> **Exercise task**: Find all lines in the records that include the word "Universidad", and copy them out.
-- Begin Given records --
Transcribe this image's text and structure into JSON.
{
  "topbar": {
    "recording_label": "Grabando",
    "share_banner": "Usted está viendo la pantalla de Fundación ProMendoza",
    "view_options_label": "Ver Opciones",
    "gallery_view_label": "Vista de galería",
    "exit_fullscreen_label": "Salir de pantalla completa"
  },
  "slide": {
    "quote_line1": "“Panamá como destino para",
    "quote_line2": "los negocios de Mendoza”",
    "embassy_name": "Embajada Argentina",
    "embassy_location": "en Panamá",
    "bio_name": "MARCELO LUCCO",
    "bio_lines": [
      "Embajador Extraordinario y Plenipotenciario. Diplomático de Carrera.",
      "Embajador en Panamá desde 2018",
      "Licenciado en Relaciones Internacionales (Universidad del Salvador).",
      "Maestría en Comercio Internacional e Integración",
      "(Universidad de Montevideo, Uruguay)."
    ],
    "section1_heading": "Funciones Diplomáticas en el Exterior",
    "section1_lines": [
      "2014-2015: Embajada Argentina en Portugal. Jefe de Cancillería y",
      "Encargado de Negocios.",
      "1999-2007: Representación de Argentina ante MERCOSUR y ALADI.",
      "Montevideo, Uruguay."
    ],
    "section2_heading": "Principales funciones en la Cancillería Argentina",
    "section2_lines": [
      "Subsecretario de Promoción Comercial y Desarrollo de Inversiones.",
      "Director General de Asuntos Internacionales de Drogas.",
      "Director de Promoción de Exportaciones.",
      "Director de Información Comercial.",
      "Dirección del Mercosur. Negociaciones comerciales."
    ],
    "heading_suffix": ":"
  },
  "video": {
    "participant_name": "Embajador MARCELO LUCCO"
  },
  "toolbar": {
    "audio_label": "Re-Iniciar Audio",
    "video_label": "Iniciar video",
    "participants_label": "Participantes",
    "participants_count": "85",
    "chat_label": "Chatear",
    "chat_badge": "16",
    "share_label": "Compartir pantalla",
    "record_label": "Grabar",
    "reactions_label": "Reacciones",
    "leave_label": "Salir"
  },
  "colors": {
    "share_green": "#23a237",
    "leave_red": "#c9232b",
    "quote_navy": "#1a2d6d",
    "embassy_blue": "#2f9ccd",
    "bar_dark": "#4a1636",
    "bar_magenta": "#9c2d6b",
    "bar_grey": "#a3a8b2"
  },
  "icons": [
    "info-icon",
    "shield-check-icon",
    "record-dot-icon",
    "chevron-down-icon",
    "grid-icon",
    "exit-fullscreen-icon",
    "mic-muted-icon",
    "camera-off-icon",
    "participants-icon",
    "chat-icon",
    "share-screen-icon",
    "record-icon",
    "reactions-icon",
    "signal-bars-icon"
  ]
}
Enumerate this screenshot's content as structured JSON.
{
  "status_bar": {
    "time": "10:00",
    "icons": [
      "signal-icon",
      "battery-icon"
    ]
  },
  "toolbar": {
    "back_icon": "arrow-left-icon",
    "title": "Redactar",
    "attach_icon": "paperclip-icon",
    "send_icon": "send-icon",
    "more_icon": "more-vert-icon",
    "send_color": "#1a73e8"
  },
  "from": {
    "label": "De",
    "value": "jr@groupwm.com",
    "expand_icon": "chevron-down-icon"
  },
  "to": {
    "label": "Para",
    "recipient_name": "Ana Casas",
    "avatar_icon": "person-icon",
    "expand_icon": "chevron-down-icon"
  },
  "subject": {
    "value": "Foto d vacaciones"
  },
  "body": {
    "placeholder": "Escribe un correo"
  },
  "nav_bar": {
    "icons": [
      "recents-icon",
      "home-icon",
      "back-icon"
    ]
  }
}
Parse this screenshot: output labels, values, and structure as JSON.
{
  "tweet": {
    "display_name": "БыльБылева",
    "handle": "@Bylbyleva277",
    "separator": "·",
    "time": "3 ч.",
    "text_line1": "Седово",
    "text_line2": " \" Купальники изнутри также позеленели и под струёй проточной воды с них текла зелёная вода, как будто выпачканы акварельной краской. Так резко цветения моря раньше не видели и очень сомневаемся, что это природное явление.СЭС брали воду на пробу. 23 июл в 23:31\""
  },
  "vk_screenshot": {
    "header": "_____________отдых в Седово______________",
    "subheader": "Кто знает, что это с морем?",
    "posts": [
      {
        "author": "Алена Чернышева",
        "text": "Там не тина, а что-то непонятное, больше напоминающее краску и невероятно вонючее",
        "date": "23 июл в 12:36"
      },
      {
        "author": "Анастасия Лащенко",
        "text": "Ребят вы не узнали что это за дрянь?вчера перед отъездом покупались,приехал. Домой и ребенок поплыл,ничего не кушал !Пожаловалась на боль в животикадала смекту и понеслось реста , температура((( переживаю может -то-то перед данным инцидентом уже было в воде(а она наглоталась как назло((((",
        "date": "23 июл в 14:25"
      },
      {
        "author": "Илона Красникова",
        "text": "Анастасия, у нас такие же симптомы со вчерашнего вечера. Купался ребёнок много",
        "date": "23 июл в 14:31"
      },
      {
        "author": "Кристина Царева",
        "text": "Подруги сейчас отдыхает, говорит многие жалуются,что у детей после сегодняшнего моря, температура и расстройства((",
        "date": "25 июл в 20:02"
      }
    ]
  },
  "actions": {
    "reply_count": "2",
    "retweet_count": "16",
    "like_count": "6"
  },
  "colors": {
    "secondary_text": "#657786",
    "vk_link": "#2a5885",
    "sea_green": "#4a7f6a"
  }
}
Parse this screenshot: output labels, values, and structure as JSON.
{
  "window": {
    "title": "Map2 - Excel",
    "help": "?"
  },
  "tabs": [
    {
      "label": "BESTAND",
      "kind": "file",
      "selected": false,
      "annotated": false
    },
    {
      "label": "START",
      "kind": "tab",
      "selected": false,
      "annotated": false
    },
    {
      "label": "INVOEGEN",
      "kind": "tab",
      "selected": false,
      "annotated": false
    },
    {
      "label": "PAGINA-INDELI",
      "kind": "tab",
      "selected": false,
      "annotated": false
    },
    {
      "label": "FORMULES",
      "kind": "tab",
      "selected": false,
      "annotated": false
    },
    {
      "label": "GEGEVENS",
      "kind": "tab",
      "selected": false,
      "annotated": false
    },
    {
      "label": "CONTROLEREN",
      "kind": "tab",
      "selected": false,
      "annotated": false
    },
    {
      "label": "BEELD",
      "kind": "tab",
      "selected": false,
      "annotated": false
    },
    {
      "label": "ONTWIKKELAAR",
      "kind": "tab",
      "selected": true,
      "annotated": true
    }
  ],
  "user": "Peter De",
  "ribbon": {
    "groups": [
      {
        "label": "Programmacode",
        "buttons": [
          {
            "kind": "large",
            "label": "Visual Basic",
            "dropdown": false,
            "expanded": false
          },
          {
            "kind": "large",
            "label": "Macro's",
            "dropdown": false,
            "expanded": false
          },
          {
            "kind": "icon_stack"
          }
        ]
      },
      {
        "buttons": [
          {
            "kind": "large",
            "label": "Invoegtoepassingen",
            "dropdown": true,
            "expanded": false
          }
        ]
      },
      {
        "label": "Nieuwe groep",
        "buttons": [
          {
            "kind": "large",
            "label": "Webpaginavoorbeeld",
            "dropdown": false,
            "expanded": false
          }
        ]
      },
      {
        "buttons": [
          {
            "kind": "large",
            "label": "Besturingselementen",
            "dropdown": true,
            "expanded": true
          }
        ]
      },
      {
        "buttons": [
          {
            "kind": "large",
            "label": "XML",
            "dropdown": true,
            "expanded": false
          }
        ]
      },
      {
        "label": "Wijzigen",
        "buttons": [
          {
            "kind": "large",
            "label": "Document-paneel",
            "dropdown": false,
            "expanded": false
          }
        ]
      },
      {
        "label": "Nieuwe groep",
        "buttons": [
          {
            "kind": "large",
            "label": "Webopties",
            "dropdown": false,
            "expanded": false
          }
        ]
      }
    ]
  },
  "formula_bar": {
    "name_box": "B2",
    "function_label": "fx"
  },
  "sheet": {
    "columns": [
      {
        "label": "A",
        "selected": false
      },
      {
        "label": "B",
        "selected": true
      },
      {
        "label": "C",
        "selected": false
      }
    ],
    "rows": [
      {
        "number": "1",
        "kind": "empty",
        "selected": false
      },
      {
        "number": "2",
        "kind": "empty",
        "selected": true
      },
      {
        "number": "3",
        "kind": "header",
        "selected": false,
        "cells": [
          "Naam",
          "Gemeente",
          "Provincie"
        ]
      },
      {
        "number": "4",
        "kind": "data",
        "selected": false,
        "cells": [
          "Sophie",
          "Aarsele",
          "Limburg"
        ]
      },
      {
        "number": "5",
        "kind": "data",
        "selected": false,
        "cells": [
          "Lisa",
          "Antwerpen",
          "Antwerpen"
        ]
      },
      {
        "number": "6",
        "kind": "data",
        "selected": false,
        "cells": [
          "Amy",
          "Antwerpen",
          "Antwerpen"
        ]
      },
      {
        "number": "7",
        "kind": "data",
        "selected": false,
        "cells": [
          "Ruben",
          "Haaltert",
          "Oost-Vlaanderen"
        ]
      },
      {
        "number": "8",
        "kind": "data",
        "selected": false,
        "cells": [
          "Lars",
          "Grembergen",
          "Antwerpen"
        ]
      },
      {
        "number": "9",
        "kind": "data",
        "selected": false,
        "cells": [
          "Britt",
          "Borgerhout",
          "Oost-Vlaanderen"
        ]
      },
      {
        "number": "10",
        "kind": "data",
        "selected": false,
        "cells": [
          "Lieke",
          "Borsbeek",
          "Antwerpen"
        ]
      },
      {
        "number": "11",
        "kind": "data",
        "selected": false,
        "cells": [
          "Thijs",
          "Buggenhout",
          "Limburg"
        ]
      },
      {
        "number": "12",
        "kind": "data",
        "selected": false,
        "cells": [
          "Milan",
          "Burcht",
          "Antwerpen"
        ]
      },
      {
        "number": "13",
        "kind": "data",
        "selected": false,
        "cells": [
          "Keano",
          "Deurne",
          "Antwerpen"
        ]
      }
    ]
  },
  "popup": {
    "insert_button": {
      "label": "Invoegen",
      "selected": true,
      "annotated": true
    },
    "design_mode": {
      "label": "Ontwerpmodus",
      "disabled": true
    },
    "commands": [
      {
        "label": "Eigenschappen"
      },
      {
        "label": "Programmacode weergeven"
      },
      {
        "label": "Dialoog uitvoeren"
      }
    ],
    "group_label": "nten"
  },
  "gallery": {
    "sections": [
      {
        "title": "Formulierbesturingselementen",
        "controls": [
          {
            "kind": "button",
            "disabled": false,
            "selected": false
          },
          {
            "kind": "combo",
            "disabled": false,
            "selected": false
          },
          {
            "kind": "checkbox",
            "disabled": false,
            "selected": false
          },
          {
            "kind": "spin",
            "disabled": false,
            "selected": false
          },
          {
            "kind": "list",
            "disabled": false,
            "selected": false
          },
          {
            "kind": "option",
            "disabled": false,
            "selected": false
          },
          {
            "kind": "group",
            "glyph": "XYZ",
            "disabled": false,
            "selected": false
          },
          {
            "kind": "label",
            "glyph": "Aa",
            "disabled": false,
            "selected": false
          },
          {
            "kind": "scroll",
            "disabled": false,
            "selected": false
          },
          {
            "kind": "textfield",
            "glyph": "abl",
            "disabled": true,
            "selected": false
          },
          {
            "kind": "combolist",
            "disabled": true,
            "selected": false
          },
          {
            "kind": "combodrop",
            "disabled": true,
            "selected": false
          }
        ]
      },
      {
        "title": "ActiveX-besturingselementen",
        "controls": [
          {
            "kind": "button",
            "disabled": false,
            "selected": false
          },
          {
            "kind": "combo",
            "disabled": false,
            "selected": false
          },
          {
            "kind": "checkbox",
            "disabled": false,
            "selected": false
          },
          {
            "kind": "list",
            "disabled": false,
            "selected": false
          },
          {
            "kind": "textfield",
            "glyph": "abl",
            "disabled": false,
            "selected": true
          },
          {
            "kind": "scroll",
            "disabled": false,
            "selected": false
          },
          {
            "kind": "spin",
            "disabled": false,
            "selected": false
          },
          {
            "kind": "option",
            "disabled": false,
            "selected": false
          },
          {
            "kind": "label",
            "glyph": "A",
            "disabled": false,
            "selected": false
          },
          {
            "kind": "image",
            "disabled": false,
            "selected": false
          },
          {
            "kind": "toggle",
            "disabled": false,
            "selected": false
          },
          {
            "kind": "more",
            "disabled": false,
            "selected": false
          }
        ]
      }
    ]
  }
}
-- End Given records --
> **Written solution**:
      "Licenciado en Relaciones Internacionales (Universidad del Salvador).",
      "(Universidad de Montevideo, Uruguay)."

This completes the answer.